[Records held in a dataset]
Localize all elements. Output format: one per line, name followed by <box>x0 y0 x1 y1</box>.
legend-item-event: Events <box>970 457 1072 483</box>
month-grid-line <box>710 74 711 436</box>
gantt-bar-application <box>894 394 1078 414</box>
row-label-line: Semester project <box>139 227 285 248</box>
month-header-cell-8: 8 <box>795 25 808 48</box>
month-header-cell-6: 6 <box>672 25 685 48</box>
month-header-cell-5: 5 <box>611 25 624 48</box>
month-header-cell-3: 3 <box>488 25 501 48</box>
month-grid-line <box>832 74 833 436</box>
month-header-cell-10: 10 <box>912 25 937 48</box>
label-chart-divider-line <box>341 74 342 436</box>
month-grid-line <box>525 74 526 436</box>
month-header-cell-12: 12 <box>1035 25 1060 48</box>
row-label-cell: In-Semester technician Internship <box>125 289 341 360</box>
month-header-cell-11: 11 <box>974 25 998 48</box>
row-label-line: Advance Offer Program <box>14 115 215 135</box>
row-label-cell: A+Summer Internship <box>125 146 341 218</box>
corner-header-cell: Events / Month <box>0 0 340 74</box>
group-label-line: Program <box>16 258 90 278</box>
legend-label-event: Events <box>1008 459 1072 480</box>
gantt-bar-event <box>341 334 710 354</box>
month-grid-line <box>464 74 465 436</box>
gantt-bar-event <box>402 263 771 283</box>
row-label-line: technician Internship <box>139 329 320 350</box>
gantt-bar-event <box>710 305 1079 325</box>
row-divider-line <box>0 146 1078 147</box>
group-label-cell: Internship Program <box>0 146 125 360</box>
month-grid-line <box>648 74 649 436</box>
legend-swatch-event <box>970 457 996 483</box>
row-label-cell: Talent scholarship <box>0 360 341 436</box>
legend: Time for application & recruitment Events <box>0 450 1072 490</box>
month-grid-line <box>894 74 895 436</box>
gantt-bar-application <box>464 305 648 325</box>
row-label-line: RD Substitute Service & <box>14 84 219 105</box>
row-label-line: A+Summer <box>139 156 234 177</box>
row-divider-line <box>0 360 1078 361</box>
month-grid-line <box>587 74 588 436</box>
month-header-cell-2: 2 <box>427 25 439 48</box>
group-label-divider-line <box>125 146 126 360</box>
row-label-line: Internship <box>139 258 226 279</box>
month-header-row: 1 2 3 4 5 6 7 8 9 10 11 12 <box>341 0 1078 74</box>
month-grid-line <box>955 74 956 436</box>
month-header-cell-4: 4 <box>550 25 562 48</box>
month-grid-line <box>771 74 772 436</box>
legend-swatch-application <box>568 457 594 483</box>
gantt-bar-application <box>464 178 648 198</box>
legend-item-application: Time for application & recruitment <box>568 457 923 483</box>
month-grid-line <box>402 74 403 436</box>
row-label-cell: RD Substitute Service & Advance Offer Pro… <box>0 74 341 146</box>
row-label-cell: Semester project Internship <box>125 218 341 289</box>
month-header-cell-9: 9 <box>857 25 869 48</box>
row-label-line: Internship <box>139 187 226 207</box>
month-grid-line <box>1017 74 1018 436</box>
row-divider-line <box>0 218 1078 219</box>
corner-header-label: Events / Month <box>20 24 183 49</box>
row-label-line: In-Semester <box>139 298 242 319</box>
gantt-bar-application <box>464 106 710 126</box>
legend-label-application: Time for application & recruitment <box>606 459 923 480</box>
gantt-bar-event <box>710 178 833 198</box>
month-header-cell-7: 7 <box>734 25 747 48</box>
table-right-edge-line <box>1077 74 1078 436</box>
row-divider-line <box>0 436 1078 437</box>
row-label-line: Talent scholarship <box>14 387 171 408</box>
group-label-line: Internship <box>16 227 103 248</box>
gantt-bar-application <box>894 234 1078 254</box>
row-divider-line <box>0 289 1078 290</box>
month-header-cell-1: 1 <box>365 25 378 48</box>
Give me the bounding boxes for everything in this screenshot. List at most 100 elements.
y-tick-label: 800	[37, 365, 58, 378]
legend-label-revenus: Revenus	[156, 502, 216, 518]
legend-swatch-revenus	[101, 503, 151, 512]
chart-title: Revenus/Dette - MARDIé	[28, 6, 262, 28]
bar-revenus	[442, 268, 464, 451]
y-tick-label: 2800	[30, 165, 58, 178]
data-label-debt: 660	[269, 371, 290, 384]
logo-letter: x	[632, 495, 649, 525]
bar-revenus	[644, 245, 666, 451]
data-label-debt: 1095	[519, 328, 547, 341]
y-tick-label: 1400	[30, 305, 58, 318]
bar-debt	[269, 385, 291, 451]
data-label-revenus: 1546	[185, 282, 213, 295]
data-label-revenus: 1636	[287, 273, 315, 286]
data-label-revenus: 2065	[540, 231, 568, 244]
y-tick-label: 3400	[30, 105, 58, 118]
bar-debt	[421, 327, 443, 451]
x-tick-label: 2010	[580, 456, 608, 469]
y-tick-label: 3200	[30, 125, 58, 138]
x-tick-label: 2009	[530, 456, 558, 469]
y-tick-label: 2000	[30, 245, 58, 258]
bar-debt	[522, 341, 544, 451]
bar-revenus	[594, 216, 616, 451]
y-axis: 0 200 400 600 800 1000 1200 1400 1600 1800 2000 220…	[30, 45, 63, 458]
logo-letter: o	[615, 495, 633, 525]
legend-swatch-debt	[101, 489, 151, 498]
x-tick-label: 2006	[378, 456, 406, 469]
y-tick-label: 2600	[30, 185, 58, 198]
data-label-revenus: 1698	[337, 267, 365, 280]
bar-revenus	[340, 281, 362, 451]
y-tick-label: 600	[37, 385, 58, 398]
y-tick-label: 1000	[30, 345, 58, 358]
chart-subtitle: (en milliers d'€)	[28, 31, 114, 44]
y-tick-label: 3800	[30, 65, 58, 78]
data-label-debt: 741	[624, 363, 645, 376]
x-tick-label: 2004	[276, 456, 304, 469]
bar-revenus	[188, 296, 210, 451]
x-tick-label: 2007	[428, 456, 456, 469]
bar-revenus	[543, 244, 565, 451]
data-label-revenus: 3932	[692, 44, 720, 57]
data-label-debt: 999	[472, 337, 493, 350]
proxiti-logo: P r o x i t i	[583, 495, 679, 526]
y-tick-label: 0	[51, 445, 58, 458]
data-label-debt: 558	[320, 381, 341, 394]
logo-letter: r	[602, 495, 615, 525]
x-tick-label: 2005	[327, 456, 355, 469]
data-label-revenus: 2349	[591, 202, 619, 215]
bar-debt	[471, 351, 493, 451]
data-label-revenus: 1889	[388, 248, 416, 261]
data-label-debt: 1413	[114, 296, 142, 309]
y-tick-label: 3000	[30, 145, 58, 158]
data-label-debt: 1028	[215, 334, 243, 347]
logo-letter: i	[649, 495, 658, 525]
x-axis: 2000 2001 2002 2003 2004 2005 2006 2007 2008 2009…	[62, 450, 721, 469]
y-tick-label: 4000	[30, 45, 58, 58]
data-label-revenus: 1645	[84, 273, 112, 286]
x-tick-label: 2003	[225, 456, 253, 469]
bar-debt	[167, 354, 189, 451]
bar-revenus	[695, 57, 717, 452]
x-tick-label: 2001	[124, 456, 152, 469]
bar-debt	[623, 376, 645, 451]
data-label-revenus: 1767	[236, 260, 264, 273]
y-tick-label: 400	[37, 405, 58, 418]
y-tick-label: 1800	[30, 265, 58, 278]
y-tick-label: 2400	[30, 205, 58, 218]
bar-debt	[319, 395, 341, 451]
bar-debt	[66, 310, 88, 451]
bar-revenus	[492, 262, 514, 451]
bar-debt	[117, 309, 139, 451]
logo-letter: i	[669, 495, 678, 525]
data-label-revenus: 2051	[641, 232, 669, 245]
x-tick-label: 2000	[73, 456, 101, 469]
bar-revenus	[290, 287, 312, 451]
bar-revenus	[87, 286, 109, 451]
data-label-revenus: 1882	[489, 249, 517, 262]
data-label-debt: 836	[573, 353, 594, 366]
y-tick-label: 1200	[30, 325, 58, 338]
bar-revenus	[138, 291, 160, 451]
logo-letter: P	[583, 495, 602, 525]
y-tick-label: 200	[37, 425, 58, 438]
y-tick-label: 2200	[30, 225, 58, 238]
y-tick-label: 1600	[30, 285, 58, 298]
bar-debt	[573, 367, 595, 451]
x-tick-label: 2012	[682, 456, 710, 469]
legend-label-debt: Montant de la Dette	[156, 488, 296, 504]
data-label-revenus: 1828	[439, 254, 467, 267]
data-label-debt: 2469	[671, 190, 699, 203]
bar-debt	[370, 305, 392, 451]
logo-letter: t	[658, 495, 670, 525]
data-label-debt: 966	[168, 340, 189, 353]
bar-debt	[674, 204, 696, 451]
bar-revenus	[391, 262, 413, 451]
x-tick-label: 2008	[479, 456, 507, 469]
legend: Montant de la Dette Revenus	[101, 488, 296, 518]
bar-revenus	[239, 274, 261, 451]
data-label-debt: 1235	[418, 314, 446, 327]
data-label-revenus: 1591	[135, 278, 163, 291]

→ PROBLEM DETAILS: Express the stretch from the start of the material through the line containing "month-header-cell-3: 3 <box>488" as a numbered list, leaving out any blank lines.

→ COMPLETE RESPONSE:
1. Localize all elements. Output format: one per line, name followed by <box>x0 y0 x1 y1</box>.
2. legend-item-event: Events <box>970 457 1072 483</box>
3. month-grid-line <box>710 74 711 436</box>
4. gantt-bar-application <box>894 394 1078 414</box>
5. row-label-line: Semester project <box>139 227 285 248</box>
6. month-header-cell-8: 8 <box>795 25 808 48</box>
7. month-header-cell-6: 6 <box>672 25 685 48</box>
8. month-header-cell-5: 5 <box>611 25 624 48</box>
9. month-header-cell-3: 3 <box>488 25 501 48</box>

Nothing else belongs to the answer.